Work out how many lines of the material below mention the word "direction"; reply with the number only.

**** SOURCE MATERIAL

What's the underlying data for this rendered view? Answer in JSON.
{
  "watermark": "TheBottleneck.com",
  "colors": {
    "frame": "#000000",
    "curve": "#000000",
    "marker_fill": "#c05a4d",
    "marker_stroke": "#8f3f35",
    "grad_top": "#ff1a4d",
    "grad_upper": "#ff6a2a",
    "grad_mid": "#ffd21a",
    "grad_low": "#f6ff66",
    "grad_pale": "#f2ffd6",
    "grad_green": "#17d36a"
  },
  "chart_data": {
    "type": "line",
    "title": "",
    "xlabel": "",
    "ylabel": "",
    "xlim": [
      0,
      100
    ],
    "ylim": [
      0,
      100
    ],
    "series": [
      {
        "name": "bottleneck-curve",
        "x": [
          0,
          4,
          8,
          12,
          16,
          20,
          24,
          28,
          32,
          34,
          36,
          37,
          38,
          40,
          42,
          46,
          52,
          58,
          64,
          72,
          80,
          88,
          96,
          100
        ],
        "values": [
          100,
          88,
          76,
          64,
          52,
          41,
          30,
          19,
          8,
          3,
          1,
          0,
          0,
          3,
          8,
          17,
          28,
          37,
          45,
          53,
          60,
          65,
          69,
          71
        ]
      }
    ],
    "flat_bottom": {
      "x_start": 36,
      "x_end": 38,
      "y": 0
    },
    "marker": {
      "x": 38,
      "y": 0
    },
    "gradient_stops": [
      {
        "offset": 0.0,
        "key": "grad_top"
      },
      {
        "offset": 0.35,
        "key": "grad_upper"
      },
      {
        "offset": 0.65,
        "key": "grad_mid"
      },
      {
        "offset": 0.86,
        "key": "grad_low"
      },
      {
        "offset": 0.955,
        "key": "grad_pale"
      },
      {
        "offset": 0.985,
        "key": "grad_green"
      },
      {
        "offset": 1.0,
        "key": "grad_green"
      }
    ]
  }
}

********
**** SOURCE MATERIAL

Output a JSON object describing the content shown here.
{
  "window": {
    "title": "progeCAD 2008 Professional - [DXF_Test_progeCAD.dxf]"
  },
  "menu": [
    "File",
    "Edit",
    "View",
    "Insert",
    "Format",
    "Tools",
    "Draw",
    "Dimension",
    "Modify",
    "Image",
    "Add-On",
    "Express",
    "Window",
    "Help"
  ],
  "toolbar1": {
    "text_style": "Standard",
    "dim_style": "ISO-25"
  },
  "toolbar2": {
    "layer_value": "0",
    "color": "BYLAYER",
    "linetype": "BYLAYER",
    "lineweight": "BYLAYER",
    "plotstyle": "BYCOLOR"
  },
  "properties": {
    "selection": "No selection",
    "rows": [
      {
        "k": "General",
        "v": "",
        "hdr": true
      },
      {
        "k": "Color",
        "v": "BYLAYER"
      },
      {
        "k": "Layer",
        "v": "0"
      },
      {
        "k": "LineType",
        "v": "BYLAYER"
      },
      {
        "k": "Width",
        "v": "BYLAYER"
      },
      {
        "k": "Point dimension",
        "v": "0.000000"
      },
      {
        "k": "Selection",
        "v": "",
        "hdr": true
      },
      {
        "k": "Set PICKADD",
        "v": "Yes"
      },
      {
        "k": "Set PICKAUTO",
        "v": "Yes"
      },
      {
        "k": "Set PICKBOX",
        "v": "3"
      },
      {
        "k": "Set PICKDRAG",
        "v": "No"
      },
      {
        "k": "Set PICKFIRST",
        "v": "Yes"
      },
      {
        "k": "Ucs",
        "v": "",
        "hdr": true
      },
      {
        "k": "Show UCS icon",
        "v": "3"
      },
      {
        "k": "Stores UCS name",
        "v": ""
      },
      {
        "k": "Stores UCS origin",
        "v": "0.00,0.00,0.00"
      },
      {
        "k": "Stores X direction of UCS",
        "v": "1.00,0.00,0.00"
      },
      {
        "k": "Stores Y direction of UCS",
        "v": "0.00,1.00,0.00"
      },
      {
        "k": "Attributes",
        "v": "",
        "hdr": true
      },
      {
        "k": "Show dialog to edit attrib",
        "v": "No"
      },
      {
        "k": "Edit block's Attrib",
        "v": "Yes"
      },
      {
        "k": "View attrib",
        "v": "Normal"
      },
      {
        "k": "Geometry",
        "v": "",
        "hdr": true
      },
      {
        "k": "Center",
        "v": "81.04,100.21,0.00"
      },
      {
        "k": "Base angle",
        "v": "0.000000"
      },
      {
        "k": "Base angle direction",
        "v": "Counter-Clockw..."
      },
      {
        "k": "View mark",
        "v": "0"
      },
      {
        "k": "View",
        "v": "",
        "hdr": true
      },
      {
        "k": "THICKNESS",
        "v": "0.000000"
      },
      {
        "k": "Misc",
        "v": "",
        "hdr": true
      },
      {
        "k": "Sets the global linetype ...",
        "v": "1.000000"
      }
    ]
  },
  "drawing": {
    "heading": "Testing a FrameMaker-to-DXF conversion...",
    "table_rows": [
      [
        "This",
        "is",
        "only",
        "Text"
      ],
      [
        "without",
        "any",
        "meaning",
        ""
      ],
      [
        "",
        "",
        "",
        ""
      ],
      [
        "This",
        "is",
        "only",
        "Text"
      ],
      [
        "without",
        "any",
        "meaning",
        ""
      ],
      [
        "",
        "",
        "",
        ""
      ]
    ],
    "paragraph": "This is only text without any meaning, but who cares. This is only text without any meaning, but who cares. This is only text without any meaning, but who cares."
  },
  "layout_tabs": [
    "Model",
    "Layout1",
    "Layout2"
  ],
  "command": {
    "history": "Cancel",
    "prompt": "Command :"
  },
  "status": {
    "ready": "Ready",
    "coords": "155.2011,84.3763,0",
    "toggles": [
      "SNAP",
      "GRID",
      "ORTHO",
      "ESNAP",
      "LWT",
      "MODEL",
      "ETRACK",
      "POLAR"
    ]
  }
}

********

* **EXERCISE SOLUTION**: 3